[Stored entries]
::::::::
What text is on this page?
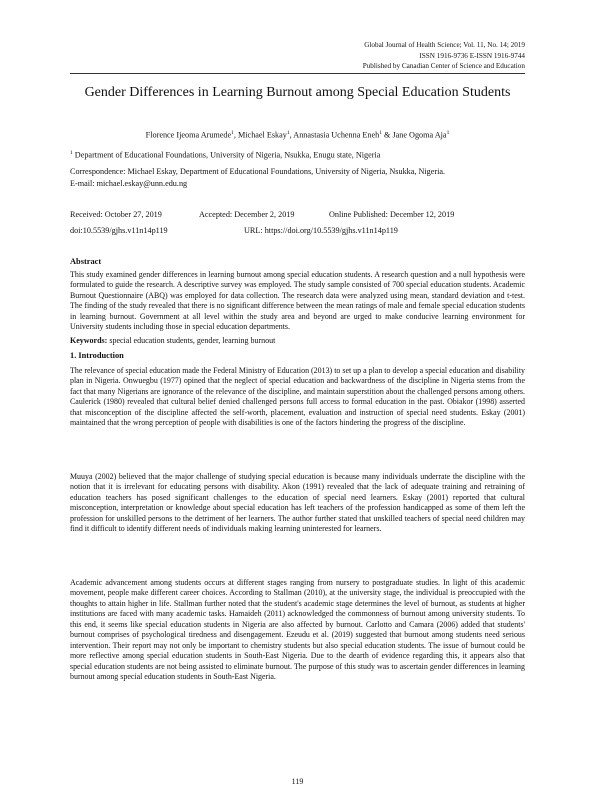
Global Journal of Health Science; Vol. 11, No. 14; 2019
ISSN 1916-9736 E-ISSN 1916-9744
Published by Canadian Center of Science and Education
Gender Differences in Learning Burnout among Special Education Students
Florence Ijeoma Arumede$^1$, Michael Eskay$^1$, Annastasia Uchenna Eneh$^1$ & Jane Ogoma Aja$^1$
$^1$ Department of Educational Foundations, University of Nigeria, Nsukka, Enugu state, Nigeria
Correspondence: Michael Eskay, Department of Educational Foundations, University of Nigeria, Nsukka, Nigeria.
E-mail: michael.eskay@unn.edu.ng
Received: October 27, 2019	Accepted: December 2, 2019	Online Published: December 12, 2019
doi:10.5539/gjhs.v11n14p119	URL: https://doi.org/10.5539/gjhs.v11n14p119
Abstract
This study examined gender differences in learning burnout among special education students. A research question and a null hypothesis were formulated to guide the research. A descriptive survey was employed. The study sample consisted of 700 special education students. Academic Burnout Questionnaire (ABQ) was employed for data collection. The research data were analyzed using mean, standard deviation and t-test. The finding of the study revealed that there is no significant difference between the mean ratings of male and female special education students in learning burnout. Government at all level within the study area and beyond are urged to make conducive learning environment for University students including those in special education departments.
Keywords: special education students, gender, learning burnout
1. Introduction
The relevance of special education made the Federal Ministry of Education (2013) to set up a plan to develop a special education and disability plan in Nigeria. Onwuegbu (1977) opined that the neglect of special education and backwardness of the discipline in Nigeria stems from the fact that many Nigerians are ignorance of the relevance of the discipline, and maintain superstition about the challenged persons among others. Caulerick (1980) revealed that cultural belief denied challenged persons full access to formal education in the past. Obiakor (1998) asserted that misconception of the discipline affected the self-worth, placement, evaluation and instruction of special need students. Eskay (2001) maintained that the wrong perception of people with disabilities is one of the factors hindering the progress of the discipline.
Muuya (2002) believed that the major challenge of studying special education is because many individuals underrate the discipline with the notion that it is irrelevant for educating persons with disability. Akon (1991) revealed that the lack of adequate training and retraining of education teachers has posed significant challenges to the education of special need learners. Eskay (2001) reported that cultural misconception, interpretation or knowledge about special education has left teachers of the profession handicapped as some of them left the profession for unskilled persons to the detriment of her learners. The author further stated that unskilled teachers of special need children may find it difficult to identify different needs of individuals making learning uninterested for learners.
Academic advancement among students occurs at different stages ranging from nursery to postgraduate studies. In light of this academic movement, people make different career choices. According to Stallman (2010), at the university stage, the individual is preoccupied with the thoughts to attain higher in life. Stallman further noted that the student's academic stage determines the level of burnout, as students at higher institutions are faced with many academic tasks. Hamaideh (2011) acknowledged the commonness of burnout among university students. To this end, it seems like special education students in Nigeria are also affected by burnout. Carlotto and Camara (2006) added that students' burnout comprises of psychological tiredness and disengagement. Ezeudu et al. (2019) suggested that burnout among students need serious intervention. Their report may not only be important to chemistry students but also special education students. The issue of burnout could be more reflective among special education students in South-East Nigeria. Due to the dearth of evidence regarding this, it appears also that special education students are not being assisted to eliminate burnout. The purpose of this study was to ascertain gender differences in learning burnout among special education students in South-East Nigeria.
119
::::::::
● **What you have to do**
Of the lines in the listing, how many hold the word "Published"? Nothing but the number is needed.

● **Completed task**
2